**Instruction**
Copy out each line that mentions the word "AJOUTER".

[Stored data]
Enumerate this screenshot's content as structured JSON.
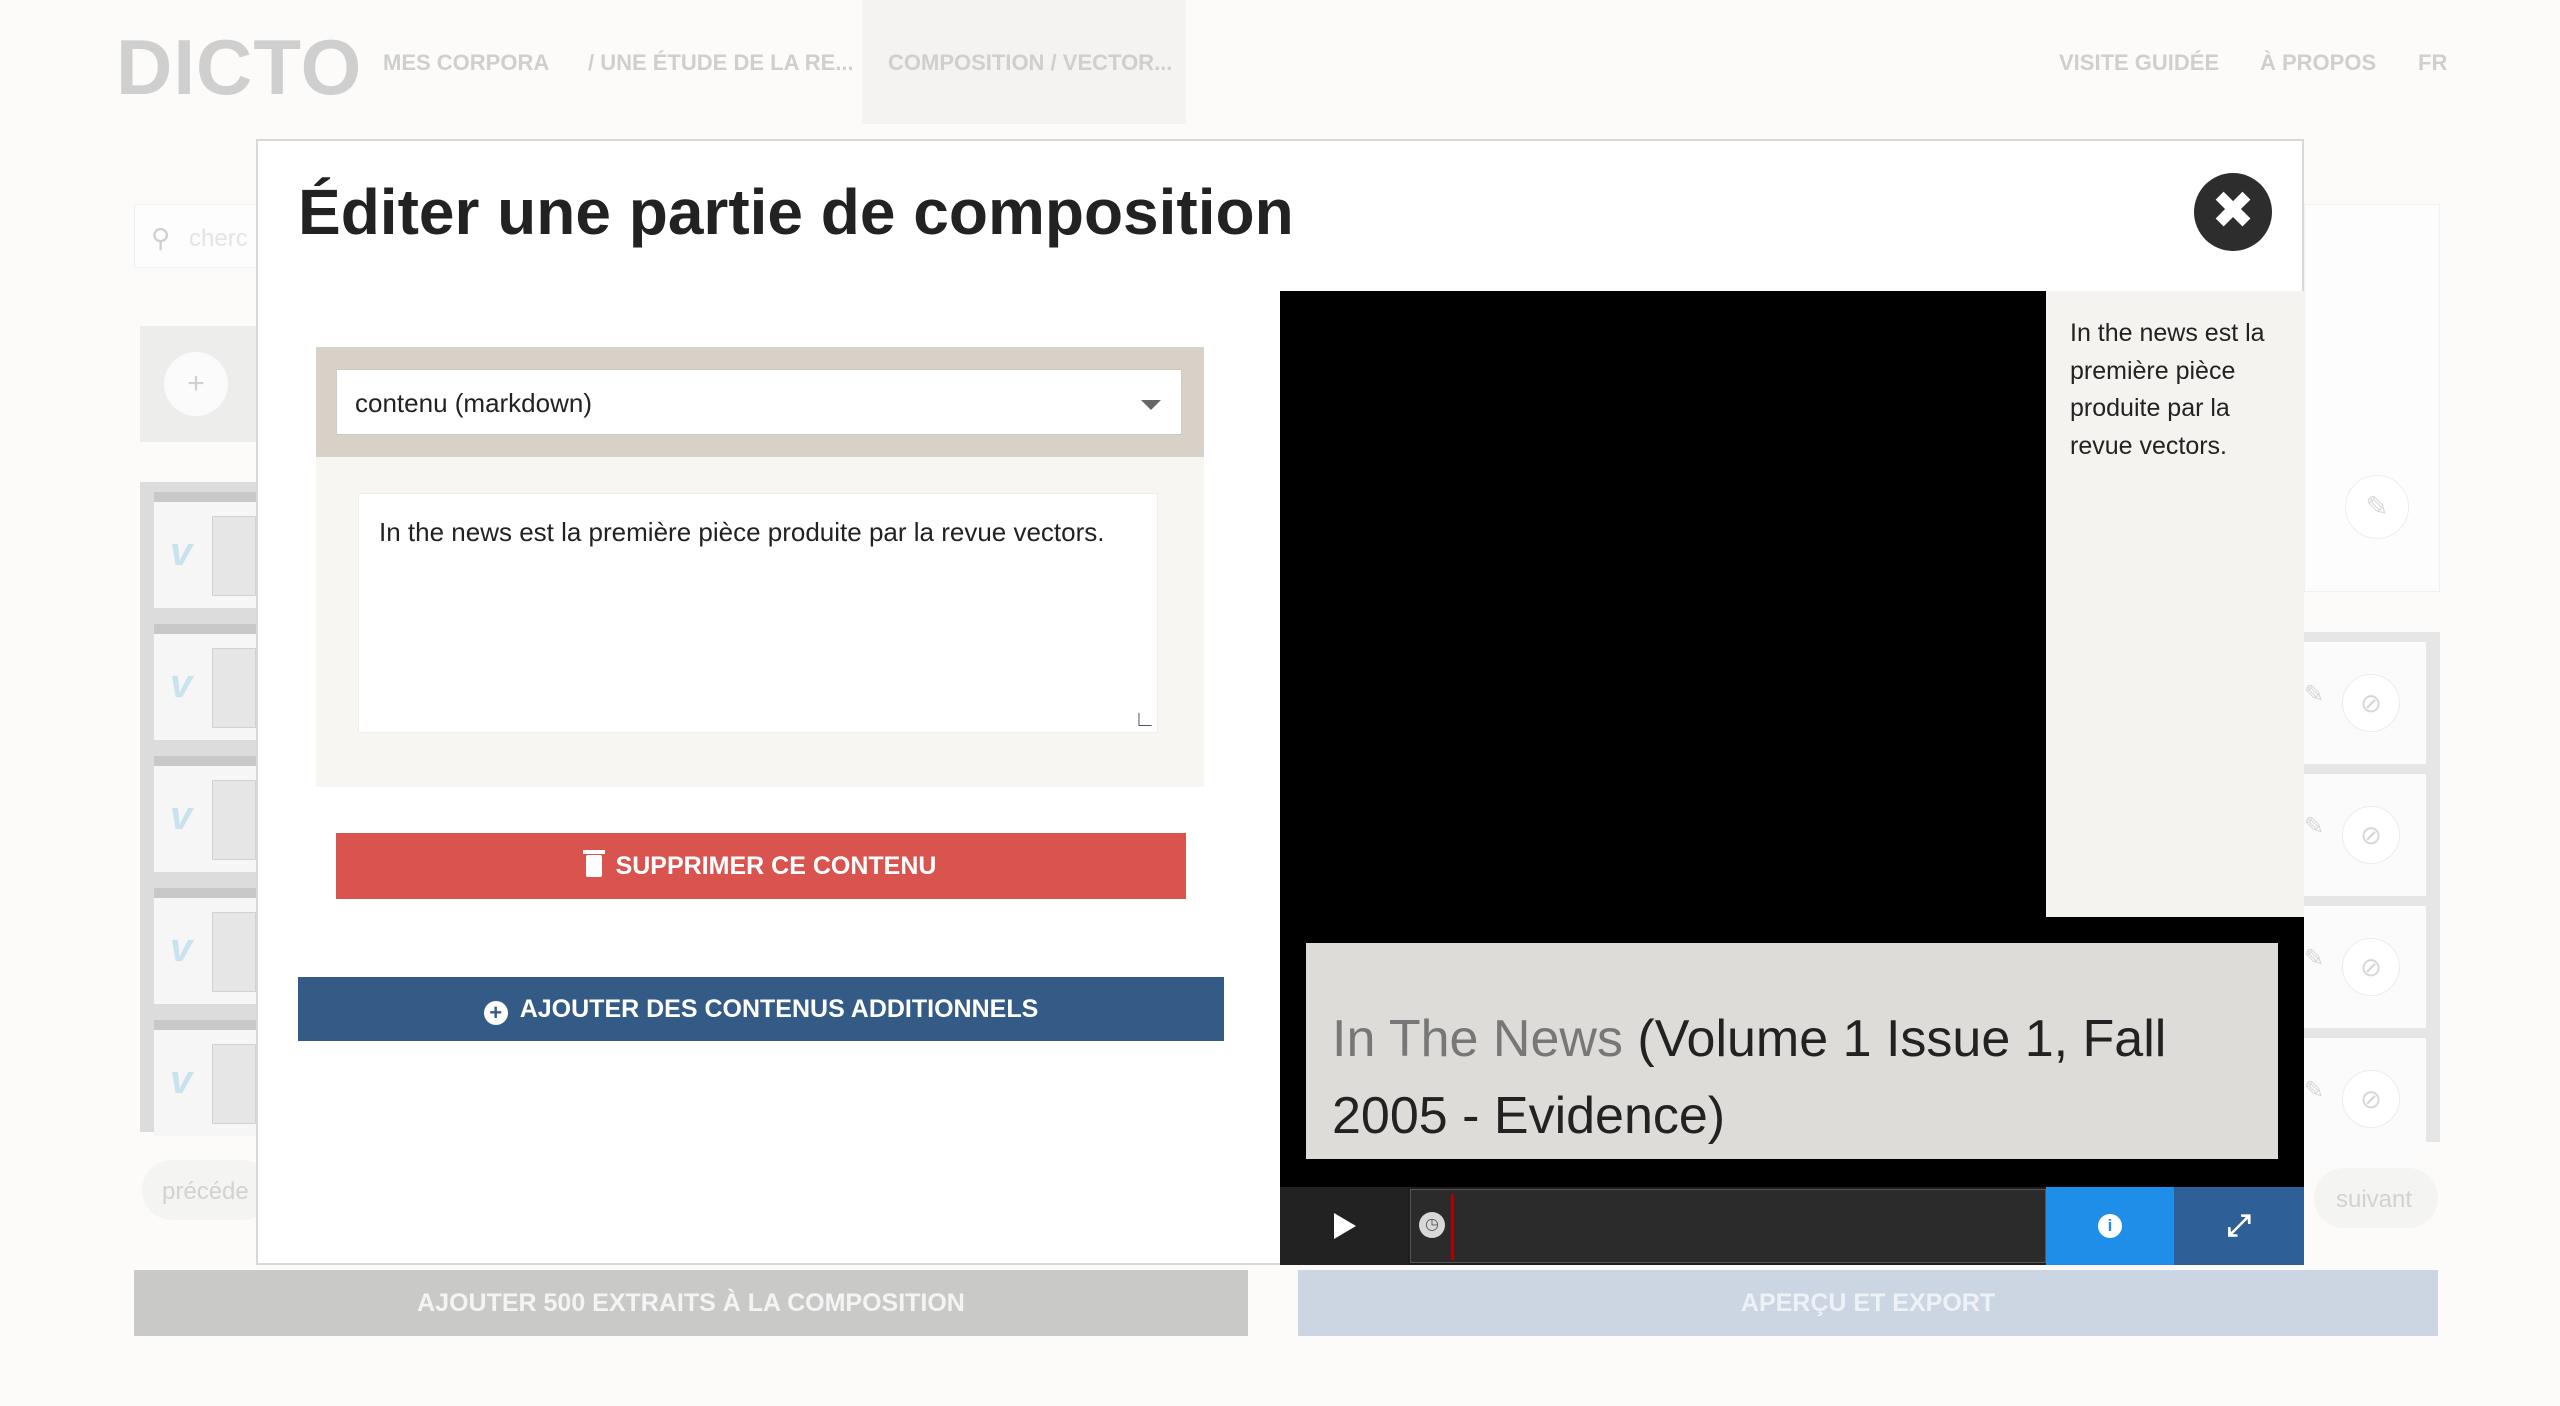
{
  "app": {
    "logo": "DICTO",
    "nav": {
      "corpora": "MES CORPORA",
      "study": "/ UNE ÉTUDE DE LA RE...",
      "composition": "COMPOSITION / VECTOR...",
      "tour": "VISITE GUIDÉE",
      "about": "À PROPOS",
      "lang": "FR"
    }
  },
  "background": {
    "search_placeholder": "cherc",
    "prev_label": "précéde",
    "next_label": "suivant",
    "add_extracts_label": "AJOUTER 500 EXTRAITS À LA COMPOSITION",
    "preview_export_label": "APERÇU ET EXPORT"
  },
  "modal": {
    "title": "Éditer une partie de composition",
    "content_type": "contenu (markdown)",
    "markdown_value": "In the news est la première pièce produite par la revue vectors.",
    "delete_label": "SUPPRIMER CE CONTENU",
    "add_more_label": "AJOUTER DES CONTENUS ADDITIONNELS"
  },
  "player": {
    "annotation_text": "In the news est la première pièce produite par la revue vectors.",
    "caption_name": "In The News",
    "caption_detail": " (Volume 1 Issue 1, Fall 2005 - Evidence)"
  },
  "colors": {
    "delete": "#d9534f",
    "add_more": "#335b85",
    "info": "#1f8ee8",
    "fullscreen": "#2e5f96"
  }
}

**Exercise result**
    "add_extracts_label": "AJOUTER 500 EXTRAITS À LA COMPOSITION",
    "add_more_label": "AJOUTER DES CONTENUS ADDITIONNELS"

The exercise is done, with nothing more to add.